## Your goal
Make an exact copy of all the entries below, with the pictures left out.

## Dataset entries
■ ■ ■ ■
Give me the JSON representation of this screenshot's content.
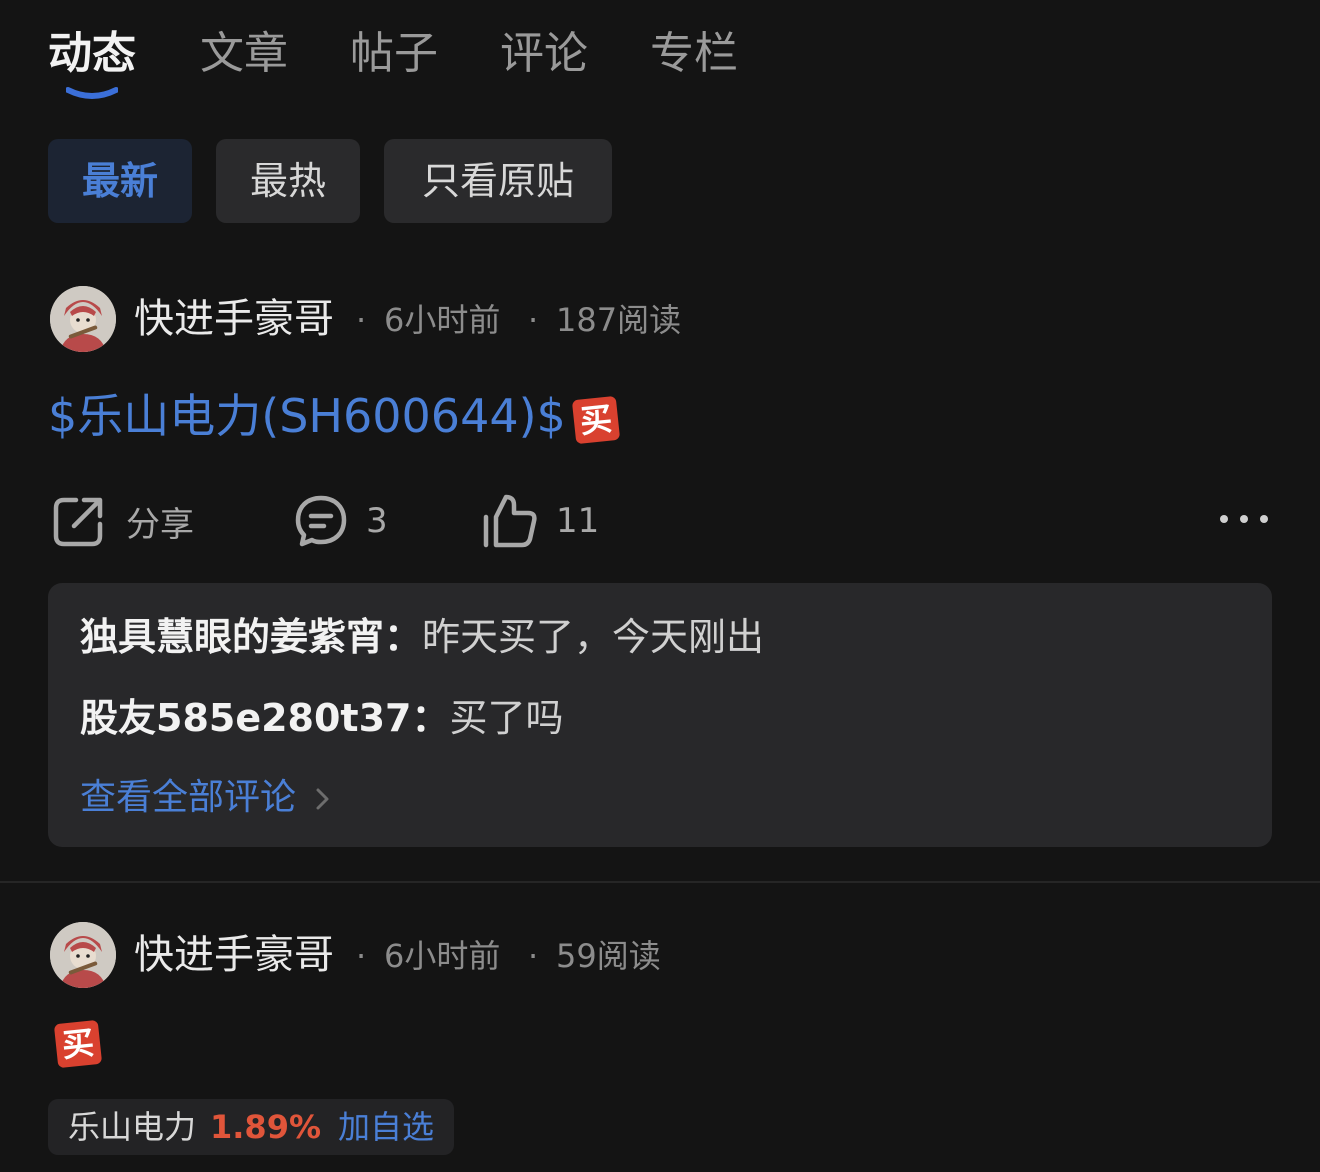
{
  "tabs": [
    {
      "label": "动态",
      "active": true
    },
    {
      "label": "文章",
      "active": false
    },
    {
      "label": "帖子",
      "active": false
    },
    {
      "label": "评论",
      "active": false
    },
    {
      "label": "专栏",
      "active": false
    }
  ],
  "filters": [
    {
      "label": "最新",
      "active": true
    },
    {
      "label": "最热",
      "active": false
    },
    {
      "label": "只看原贴",
      "active": false
    }
  ],
  "posts": [
    {
      "author": "快进手豪哥",
      "time": "6小时前",
      "reads": "187阅读",
      "stock_link": "$乐山电力(SH600644)$",
      "emoji": "买",
      "actions": {
        "share_label": "分享",
        "comment_count": "3",
        "like_count": "11"
      },
      "comments": [
        {
          "name": "独具慧眼的姜紫宵：",
          "text": "昨天买了，今天刚出"
        },
        {
          "name": "股友585e280t37：",
          "text": "买了吗"
        }
      ],
      "view_all": "查看全部评论"
    },
    {
      "author": "快进手豪哥",
      "time": "6小时前",
      "reads": "59阅读",
      "emoji": "买",
      "stock_chip": {
        "name": "乐山电力",
        "change": "1.89%",
        "add_label": "加自选"
      }
    }
  ],
  "meta_separator": "·",
  "colors": {
    "background": "#141414",
    "accent_blue": "#4a7fd6",
    "rise_red": "#e0553a",
    "badge_red": "#d9412f"
  }
}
■ ■ ■ ■
## Response to the exercise
Give me the JSON representation of this screenshot's content.
{
  "tabs": [
    {
      "label": "动态",
      "active": true
    },
    {
      "label": "文章",
      "active": false
    },
    {
      "label": "帖子",
      "active": false
    },
    {
      "label": "评论",
      "active": false
    },
    {
      "label": "专栏",
      "active": false
    }
  ],
  "filters": [
    {
      "label": "最新",
      "active": true
    },
    {
      "label": "最热",
      "active": false
    },
    {
      "label": "只看原贴",
      "active": false
    }
  ],
  "posts": [
    {
      "author": "快进手豪哥",
      "time": "6小时前",
      "reads": "187阅读",
      "stock_link": "$乐山电力(SH600644)$",
      "emoji": "买",
      "actions": {
        "share_label": "分享",
        "comment_count": "3",
        "like_count": "11"
      },
      "comments": [
        {
          "name": "独具慧眼的姜紫宵：",
          "text": "昨天买了，今天刚出"
        },
        {
          "name": "股友585e280t37：",
          "text": "买了吗"
        }
      ],
      "view_all": "查看全部评论"
    },
    {
      "author": "快进手豪哥",
      "time": "6小时前",
      "reads": "59阅读",
      "emoji": "买",
      "stock_chip": {
        "name": "乐山电力",
        "change": "1.89%",
        "add_label": "加自选"
      }
    }
  ],
  "meta_separator": "·",
  "colors": {
    "background": "#141414",
    "accent_blue": "#4a7fd6",
    "rise_red": "#e0553a",
    "badge_red": "#d9412f"
  }
}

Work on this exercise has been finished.